GIVEN EXERCISE: Pictures do not belong in the copy. Return all of the entries exactly.

(Collected data)
'''
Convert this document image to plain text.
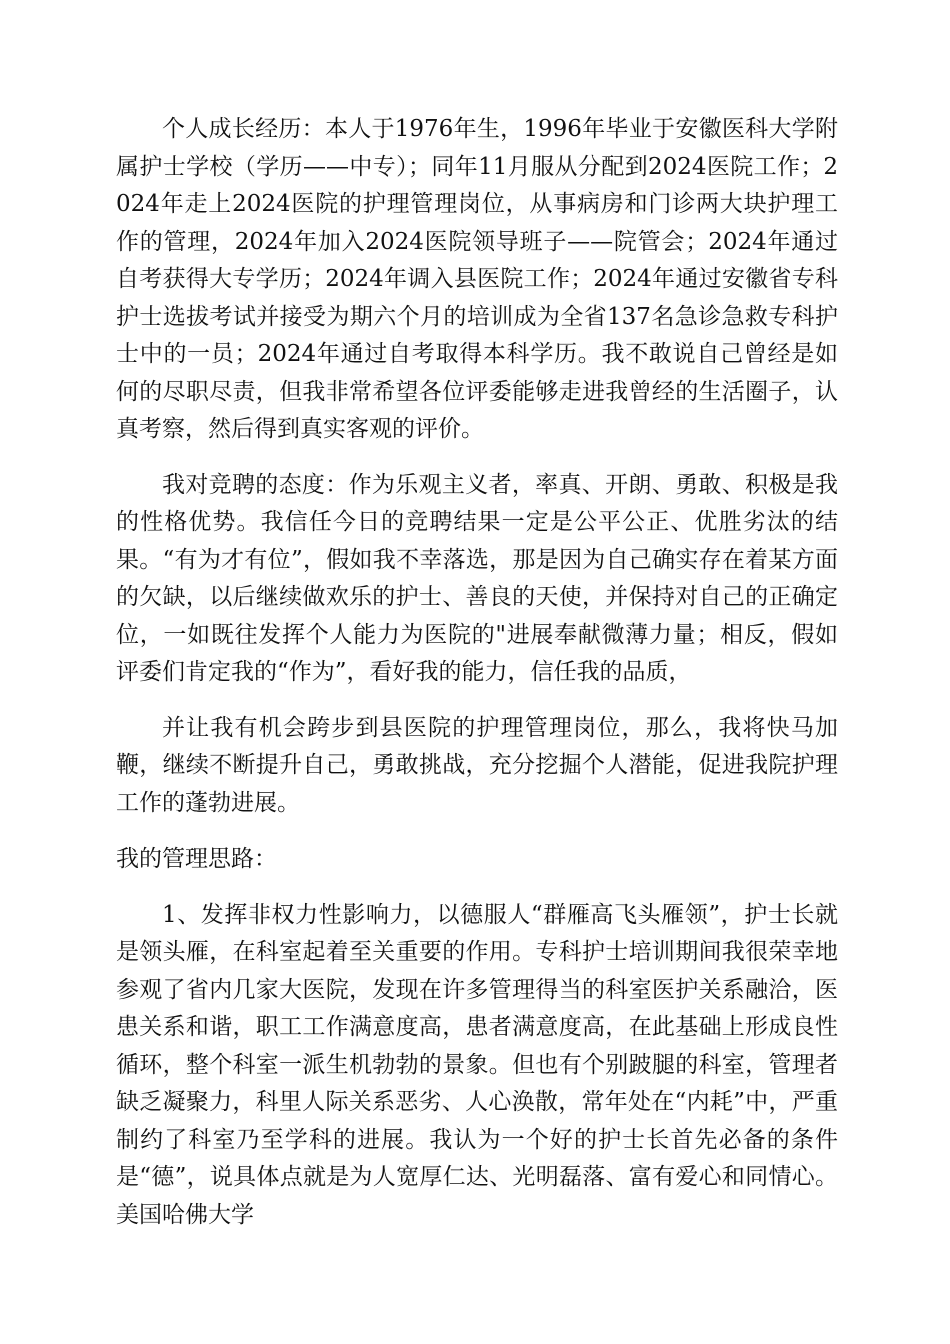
个人成长经历：本人于1976年生，1996年毕业于安徽医科大学附属护士学校（学历——中专）；同年11月服从分配到2024医院工作；2024年走上2024医院的护理管理岗位，从事病房和门诊两大块护理工作的管理，2024年加入2024医院领导班子——院管会；2024年通过自考获得大专学历；2024年调入县医院工作；2024年通过安徽省专科护士选拔考试并接受为期六个月的培训成为全省137名急诊急救专科护士中的一员；2024年通过自考取得本科学历。我不敢说自己曾经是如何的尽职尽责，但我非常希望各位评委能够走进我曾经的生活圈子，认真考察，然后得到真实客观的评价。

我对竞聘的态度：作为乐观主义者，率真、开朗、勇敢、积极是我的性格优势。我信任今日的竞聘结果一定是公平公正、优胜劣汰的结果。“有为才有位”，假如我不幸落选，那是因为自己确实存在着某方面的欠缺，以后继续做欢乐的护士、善良的天使，并保持对自己的正确定位，一如既往发挥个人能力为医院的"进展奉献微薄力量；相反，假如评委们肯定我的“作为”，看好我的能力，信任我的品质，

并让我有机会跨步到县医院的护理管理岗位，那么，我将快马加鞭，继续不断提升自己，勇敢挑战，充分挖掘个人潜能，促进我院护理工作的蓬勃进展。

我的管理思路：

1、发挥非权力性影响力，以德服人“群雁高飞头雁领”，护士长就是领头雁，在科室起着至关重要的作用。专科护士培训期间我很荣幸地参观了省内几家大医院，发现在许多管理得当的科室医护关系融洽，医患关系和谐，职工工作满意度高，患者满意度高，在此基础上形成良性循环，整个科室一派生机勃勃的景象。但也有个别跛腿的科室，管理者缺乏凝聚力，科里人际关系恶劣、人心涣散，常年处在“内耗”中，严重制约了科室乃至学科的进展。我认为一个好的护士长首先必备的条件是“德”，说具体点就是为人宽厚仁达、光明磊落、富有爱心和同情心。美国哈佛大学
'''
TASK RESULT:
Convert this document image to plain text.
个人成长经历：本人于1976年生，1996年毕业于安徽医科大学附属护士学校（学历——中专）；同年11月服从分配到2024医院工作；2024年走上2024医院的护理管理岗位，从事病房和门诊两大块护理工作的管理，2024年加入2024医院领导班子——院管会；2024年通过自考获得大专学历；2024年调入县医院工作；2024年通过安徽省专科护士选拔考试并接受为期六个月的培训成为全省137名急诊急救专科护士中的一员；2024年通过自考取得本科学历。我不敢说自己曾经是如何的尽职尽责，但我非常希望各位评委能够走进我曾经的生活圈子，认真考察，然后得到真实客观的评价。

我对竞聘的态度：作为乐观主义者，率真、开朗、勇敢、积极是我的性格优势。我信任今日的竞聘结果一定是公平公正、优胜劣汰的结果。“有为才有位”，假如我不幸落选，那是因为自己确实存在着某方面的欠缺，以后继续做欢乐的护士、善良的天使，并保持对自己的正确定位，一如既往发挥个人能力为医院的"进展奉献微薄力量；相反，假如评委们肯定我的“作为”，看好我的能力，信任我的品质，

并让我有机会跨步到县医院的护理管理岗位，那么，我将快马加鞭，继续不断提升自己，勇敢挑战，充分挖掘个人潜能，促进我院护理工作的蓬勃进展。

我的管理思路：

1、发挥非权力性影响力，以德服人“群雁高飞头雁领”，护士长就是领头雁，在科室起着至关重要的作用。专科护士培训期间我很荣幸地参观了省内几家大医院，发现在许多管理得当的科室医护关系融洽，医患关系和谐，职工工作满意度高，患者满意度高，在此基础上形成良性循环，整个科室一派生机勃勃的景象。但也有个别跛腿的科室，管理者缺乏凝聚力，科里人际关系恶劣、人心涣散，常年处在“内耗”中，严重制约了科室乃至学科的进展。我认为一个好的护士长首先必备的条件是“德”，说具体点就是为人宽厚仁达、光明磊落、富有爱心和同情心。美国哈佛大学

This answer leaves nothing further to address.